----- Information given -----

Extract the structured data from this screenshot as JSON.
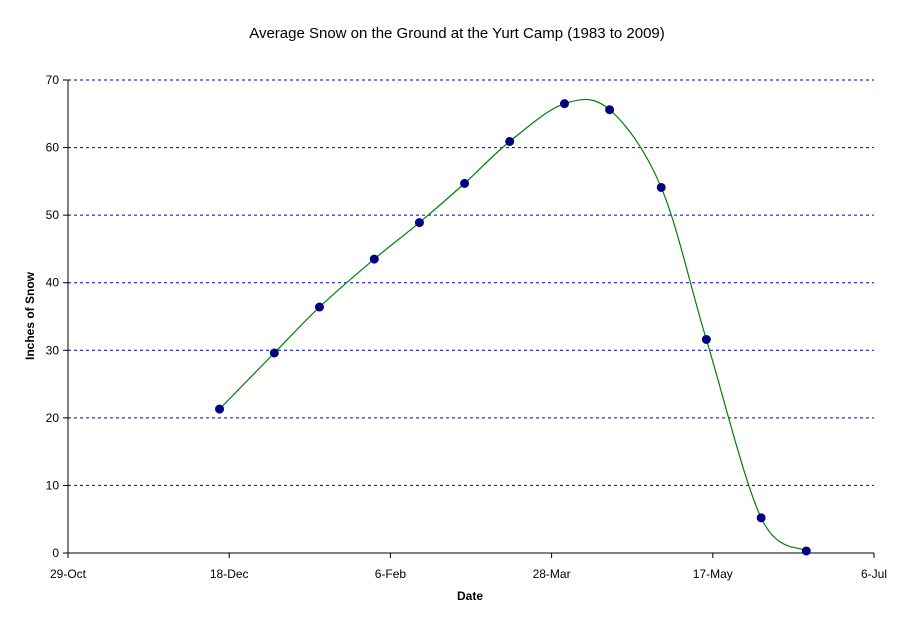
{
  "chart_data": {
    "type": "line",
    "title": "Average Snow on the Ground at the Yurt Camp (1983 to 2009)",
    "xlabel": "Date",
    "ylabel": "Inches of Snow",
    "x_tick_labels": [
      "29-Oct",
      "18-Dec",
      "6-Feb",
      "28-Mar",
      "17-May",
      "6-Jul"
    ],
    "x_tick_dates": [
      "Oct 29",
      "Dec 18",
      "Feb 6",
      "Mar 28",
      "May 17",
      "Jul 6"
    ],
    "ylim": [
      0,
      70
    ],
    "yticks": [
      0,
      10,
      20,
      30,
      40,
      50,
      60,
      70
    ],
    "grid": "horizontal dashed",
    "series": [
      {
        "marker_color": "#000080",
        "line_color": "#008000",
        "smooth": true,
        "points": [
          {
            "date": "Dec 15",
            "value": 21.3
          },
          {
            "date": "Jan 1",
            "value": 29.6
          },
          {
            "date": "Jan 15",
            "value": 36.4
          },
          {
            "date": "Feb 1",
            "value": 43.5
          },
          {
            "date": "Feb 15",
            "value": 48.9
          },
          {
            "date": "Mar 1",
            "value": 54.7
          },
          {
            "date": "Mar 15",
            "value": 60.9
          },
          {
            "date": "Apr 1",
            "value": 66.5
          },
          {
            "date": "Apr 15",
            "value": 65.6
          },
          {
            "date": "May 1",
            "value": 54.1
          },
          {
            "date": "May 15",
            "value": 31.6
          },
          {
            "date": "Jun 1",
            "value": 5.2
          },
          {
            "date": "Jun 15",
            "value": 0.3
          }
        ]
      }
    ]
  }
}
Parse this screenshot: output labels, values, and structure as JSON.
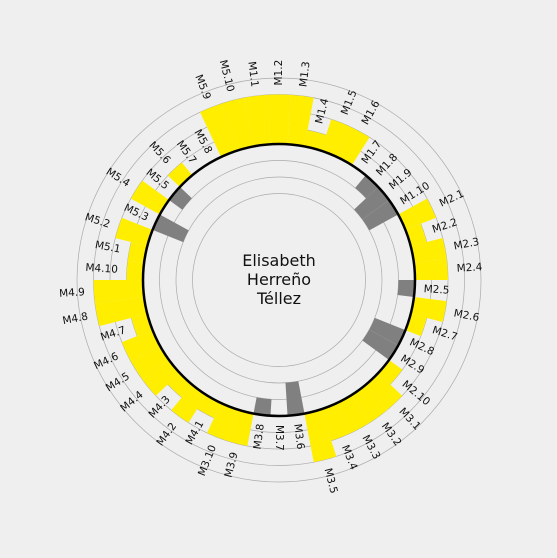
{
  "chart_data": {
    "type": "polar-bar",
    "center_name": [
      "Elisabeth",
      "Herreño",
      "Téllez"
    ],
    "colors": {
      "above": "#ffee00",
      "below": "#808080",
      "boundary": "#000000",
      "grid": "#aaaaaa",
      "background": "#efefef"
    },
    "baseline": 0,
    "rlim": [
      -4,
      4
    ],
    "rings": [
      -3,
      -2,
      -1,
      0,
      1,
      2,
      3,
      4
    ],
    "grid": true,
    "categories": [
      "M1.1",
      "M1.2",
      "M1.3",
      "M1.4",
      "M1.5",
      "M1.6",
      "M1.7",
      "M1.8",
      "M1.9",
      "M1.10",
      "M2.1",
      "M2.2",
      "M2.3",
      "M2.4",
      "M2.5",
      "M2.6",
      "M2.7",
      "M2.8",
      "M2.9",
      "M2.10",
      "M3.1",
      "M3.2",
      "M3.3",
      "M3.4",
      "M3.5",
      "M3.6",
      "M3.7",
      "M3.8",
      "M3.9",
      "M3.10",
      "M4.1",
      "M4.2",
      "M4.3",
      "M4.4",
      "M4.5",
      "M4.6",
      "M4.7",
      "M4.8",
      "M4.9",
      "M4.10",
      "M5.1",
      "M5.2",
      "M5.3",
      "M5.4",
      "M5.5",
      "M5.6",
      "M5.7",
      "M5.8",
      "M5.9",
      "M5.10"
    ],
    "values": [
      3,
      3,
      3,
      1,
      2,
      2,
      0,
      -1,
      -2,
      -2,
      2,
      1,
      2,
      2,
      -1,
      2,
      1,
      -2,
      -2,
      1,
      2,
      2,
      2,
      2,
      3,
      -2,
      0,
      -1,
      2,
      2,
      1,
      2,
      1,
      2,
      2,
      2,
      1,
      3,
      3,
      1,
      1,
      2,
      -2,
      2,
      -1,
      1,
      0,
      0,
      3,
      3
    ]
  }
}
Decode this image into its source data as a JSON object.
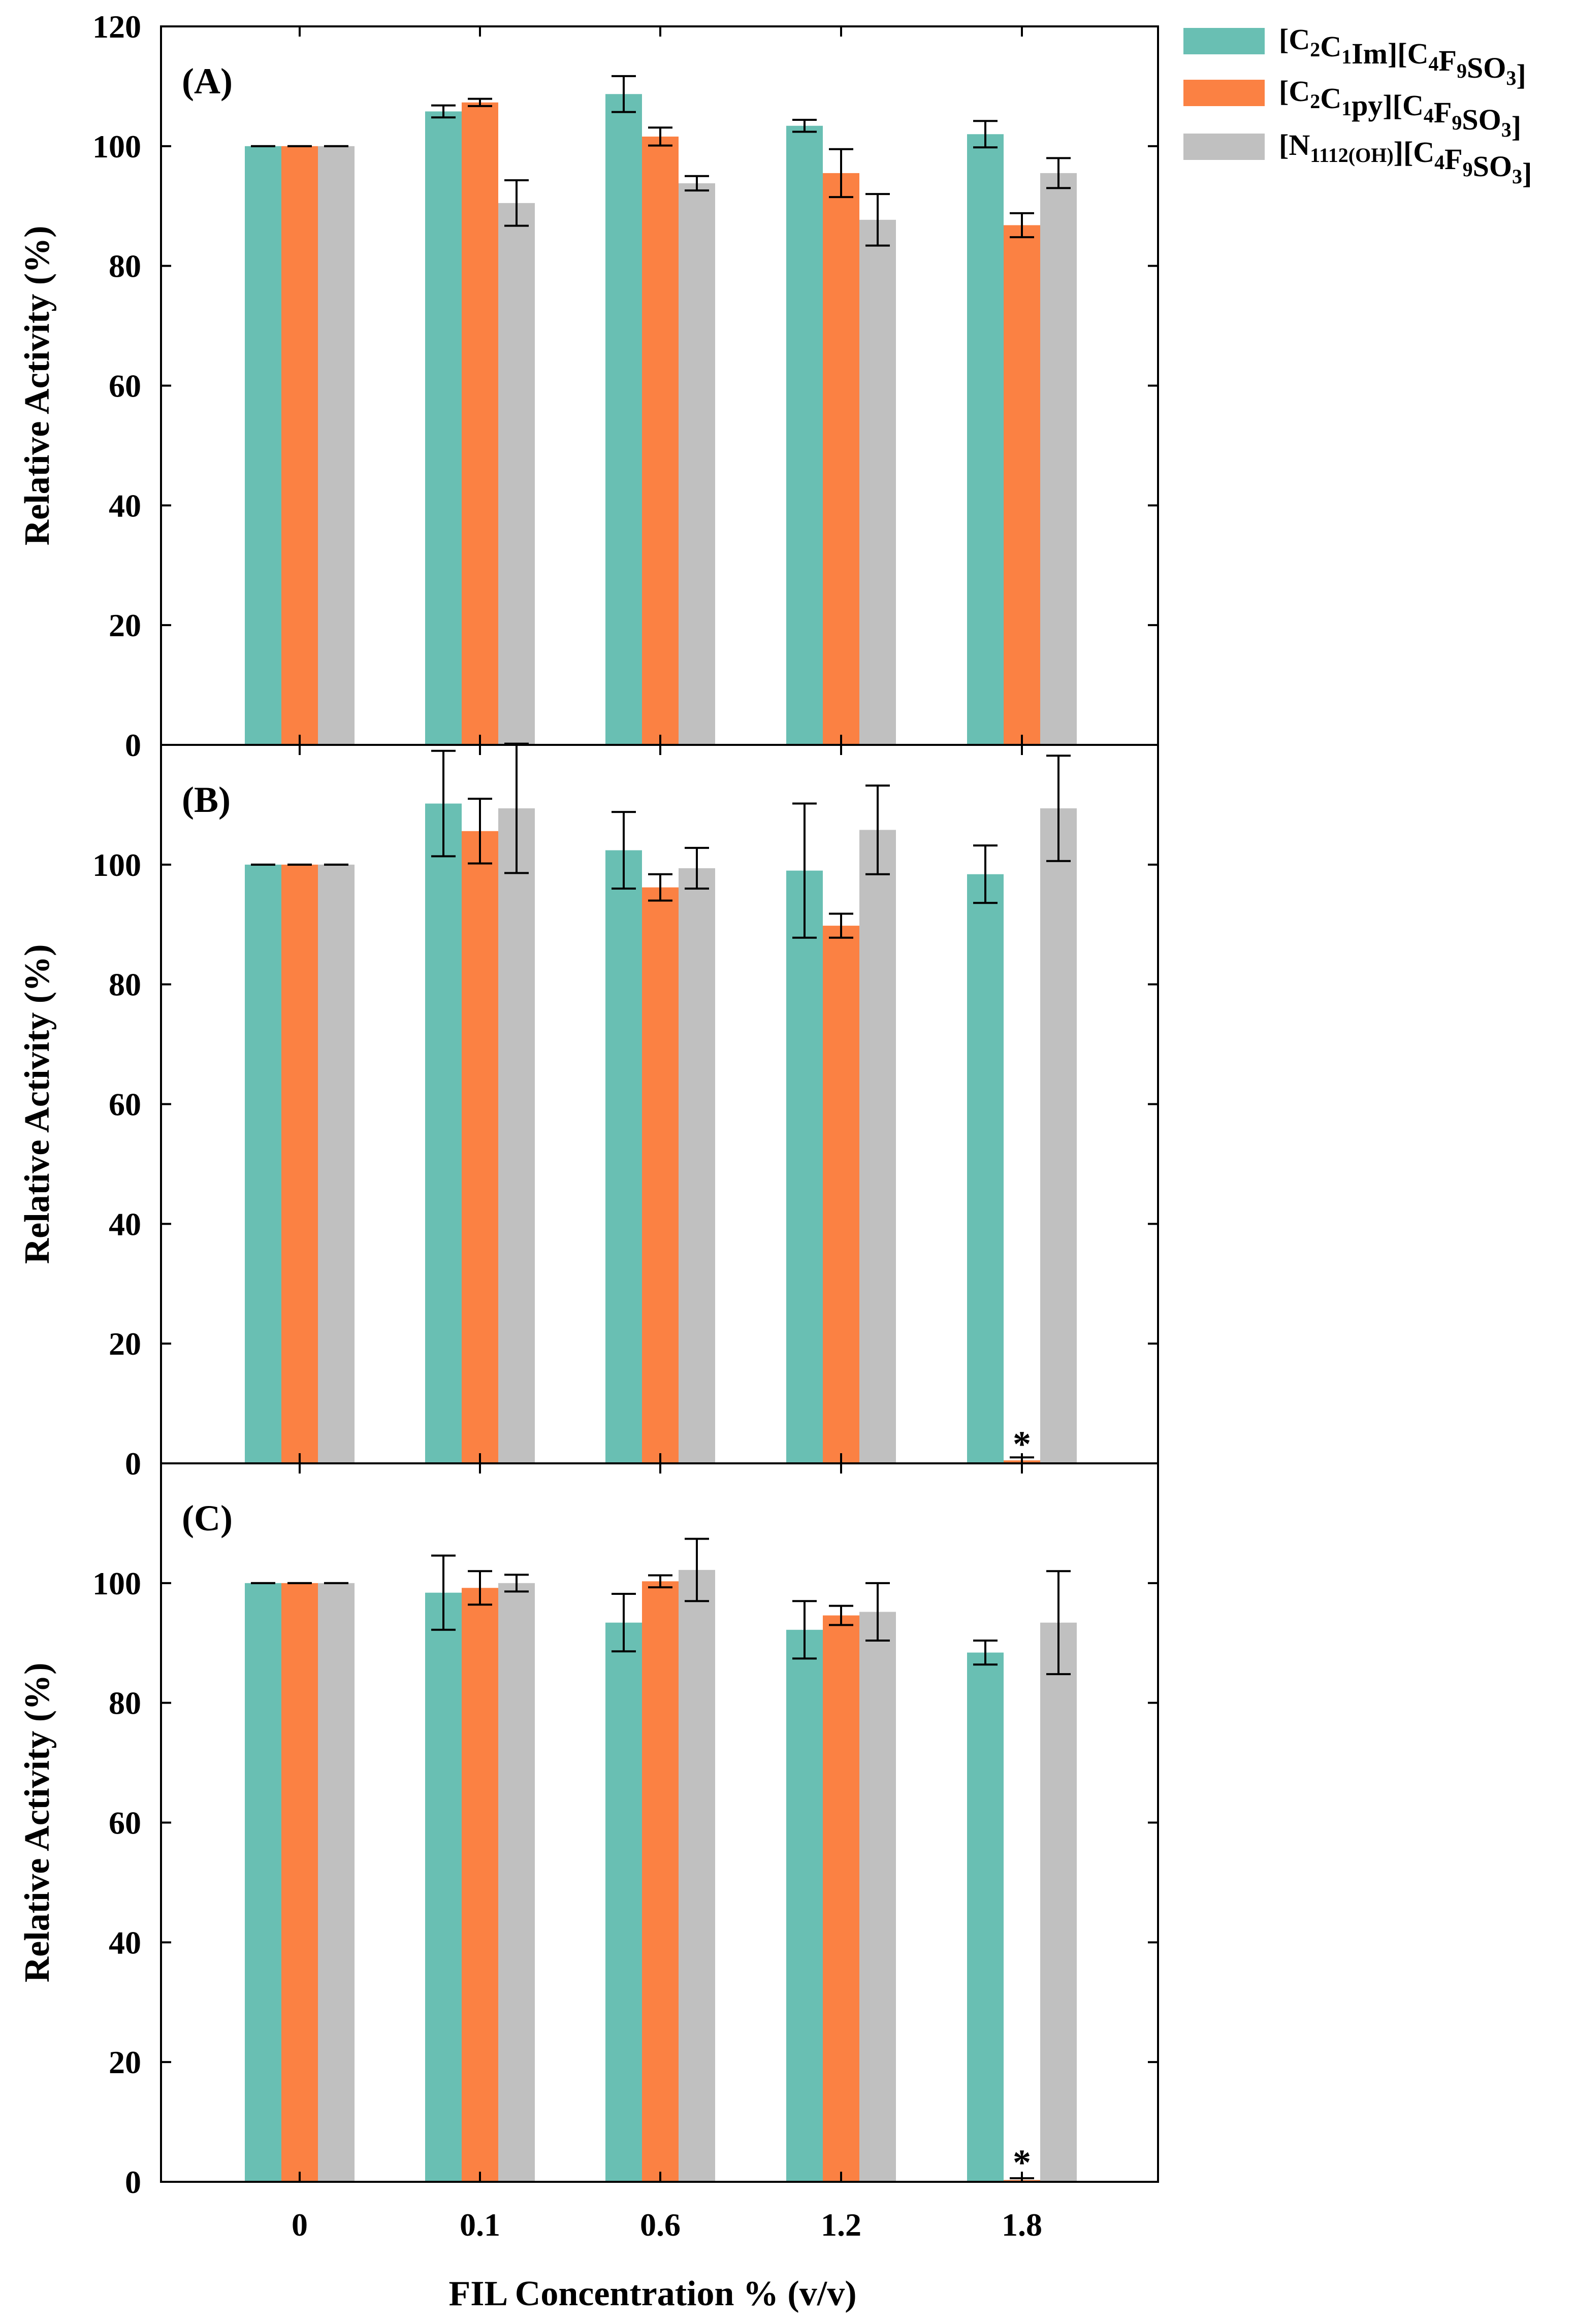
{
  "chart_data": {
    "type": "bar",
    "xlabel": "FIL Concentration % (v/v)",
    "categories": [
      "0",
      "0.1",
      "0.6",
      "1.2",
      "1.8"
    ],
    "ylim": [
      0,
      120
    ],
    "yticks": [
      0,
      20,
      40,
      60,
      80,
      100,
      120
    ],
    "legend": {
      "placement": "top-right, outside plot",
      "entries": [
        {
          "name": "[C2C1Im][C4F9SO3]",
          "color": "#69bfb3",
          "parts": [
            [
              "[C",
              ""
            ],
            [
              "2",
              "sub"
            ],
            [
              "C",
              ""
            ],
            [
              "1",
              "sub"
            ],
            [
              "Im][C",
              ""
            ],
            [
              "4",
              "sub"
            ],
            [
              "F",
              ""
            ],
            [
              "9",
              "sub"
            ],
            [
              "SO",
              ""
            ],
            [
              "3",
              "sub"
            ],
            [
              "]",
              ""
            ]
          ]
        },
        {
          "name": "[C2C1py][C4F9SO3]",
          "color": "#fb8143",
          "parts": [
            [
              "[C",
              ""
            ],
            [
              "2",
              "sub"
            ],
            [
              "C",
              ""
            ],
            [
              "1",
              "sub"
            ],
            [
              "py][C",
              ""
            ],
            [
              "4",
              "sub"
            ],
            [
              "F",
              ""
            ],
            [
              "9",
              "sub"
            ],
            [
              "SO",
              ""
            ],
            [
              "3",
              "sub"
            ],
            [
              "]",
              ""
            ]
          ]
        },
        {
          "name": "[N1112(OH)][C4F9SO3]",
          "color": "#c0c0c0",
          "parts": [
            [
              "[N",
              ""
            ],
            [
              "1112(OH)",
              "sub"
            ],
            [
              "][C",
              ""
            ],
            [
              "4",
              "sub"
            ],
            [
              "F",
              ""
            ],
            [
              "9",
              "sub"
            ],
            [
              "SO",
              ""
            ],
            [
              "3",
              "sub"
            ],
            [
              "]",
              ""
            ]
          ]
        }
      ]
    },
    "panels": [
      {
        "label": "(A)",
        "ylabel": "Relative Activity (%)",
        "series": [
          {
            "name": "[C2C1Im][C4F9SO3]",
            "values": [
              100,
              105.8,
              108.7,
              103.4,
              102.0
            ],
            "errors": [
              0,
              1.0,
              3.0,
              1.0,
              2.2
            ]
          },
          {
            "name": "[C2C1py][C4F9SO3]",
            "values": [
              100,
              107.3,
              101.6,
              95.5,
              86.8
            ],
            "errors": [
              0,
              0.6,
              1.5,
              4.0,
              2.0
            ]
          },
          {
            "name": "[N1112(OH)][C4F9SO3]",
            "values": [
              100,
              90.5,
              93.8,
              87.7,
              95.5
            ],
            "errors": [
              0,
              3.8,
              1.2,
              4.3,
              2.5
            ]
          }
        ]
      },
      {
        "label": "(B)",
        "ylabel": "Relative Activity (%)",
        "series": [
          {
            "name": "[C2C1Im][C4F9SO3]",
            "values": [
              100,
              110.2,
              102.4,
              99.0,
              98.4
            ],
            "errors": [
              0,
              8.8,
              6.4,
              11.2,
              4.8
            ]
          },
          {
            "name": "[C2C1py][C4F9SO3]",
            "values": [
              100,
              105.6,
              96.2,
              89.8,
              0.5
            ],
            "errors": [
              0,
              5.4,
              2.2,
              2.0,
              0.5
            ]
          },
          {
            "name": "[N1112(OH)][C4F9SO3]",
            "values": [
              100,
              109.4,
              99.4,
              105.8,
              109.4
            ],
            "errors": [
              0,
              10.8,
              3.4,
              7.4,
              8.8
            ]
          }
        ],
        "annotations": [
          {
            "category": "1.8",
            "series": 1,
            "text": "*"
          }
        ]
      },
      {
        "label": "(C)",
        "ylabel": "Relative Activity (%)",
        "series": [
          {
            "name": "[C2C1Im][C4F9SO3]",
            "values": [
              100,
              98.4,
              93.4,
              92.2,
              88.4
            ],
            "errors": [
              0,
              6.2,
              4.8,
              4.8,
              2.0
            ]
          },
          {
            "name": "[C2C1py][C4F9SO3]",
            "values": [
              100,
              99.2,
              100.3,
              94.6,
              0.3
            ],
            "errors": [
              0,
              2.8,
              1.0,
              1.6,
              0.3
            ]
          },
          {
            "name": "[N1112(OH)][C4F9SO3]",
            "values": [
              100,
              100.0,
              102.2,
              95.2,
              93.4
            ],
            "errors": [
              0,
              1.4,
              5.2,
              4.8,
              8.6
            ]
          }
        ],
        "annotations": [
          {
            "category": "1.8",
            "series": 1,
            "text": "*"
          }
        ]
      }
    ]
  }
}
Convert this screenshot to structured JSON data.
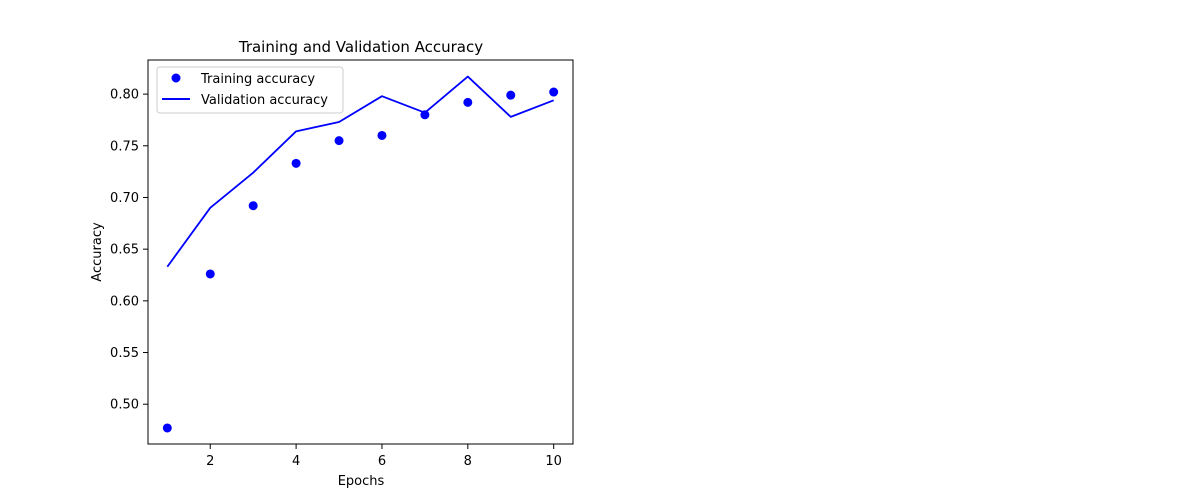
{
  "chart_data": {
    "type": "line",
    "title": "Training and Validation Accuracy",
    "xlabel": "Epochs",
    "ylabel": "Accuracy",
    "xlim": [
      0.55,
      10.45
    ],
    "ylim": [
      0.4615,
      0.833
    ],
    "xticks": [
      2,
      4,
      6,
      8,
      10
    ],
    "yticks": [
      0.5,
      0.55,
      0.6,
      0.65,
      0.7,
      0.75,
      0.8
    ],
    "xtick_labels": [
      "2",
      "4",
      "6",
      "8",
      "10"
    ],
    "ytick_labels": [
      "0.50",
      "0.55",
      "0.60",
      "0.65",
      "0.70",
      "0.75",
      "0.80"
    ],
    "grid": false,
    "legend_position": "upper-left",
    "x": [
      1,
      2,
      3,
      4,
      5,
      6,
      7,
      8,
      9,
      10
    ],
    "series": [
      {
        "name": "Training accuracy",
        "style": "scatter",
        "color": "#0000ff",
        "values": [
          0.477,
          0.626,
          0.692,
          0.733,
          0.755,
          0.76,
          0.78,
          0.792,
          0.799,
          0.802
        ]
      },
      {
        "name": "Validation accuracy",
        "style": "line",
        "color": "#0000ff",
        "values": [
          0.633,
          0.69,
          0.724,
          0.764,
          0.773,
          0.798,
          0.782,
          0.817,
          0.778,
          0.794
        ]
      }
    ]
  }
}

-----

— Directive —
Identify each line containing the string "Snow" and copy it out.

— Response for this exercise —
    "title": "Average Snow on the Ground at the Yurt Camp (1983 to 2009)",
    "ylabel": "Inches of Snow",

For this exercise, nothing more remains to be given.